Omit every image, and transcribe the remaining entries exactly as given.

********************

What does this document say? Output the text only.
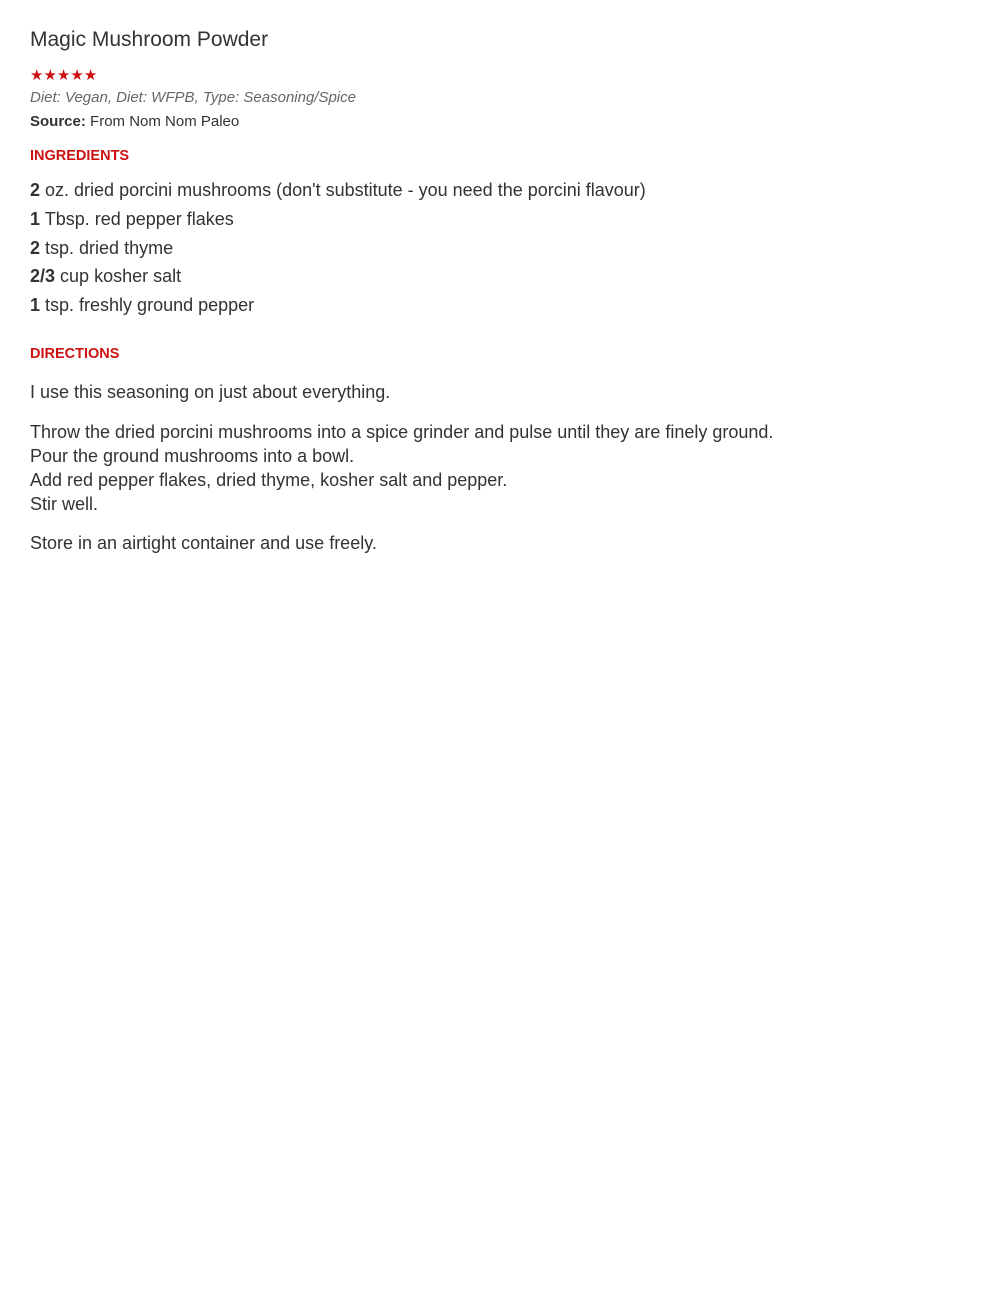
Magic Mushroom Powder
★★★★★
Diet: Vegan, Diet: WFPB, Type: Seasoning/Spice
Source: From Nom Nom Paleo
INGREDIENTS
2 oz. dried porcini mushrooms (don't substitute - you need the porcini flavour)
1 Tbsp. red pepper flakes
2 tsp. dried thyme
2/3 cup kosher salt
1 tsp. freshly ground pepper
DIRECTIONS
I use this seasoning on just about everything.
Throw the dried porcini mushrooms into a spice grinder and pulse until they are finely ground.
Pour the ground mushrooms into a bowl.
Add red pepper flakes, dried thyme, kosher salt and pepper.
Stir well.
Store in an airtight container and use freely.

********************

Written reply ▸
What does this document say? Output the text only.
Magic Mushroom Powder
★★★★★
Diet: Vegan, Diet: WFPB, Type: Seasoning/Spice
Source: From Nom Nom Paleo
INGREDIENTS
2 oz. dried porcini mushrooms (don't substitute - you need the porcini flavour)
1 Tbsp. red pepper flakes
2 tsp. dried thyme
2/3 cup kosher salt
1 tsp. freshly ground pepper
DIRECTIONS
I use this seasoning on just about everything.
Throw the dried porcini mushrooms into a spice grinder and pulse until they are finely ground.
Pour the ground mushrooms into a bowl.
Add red pepper flakes, dried thyme, kosher salt and pepper.
Stir well.
Store in an airtight container and use freely.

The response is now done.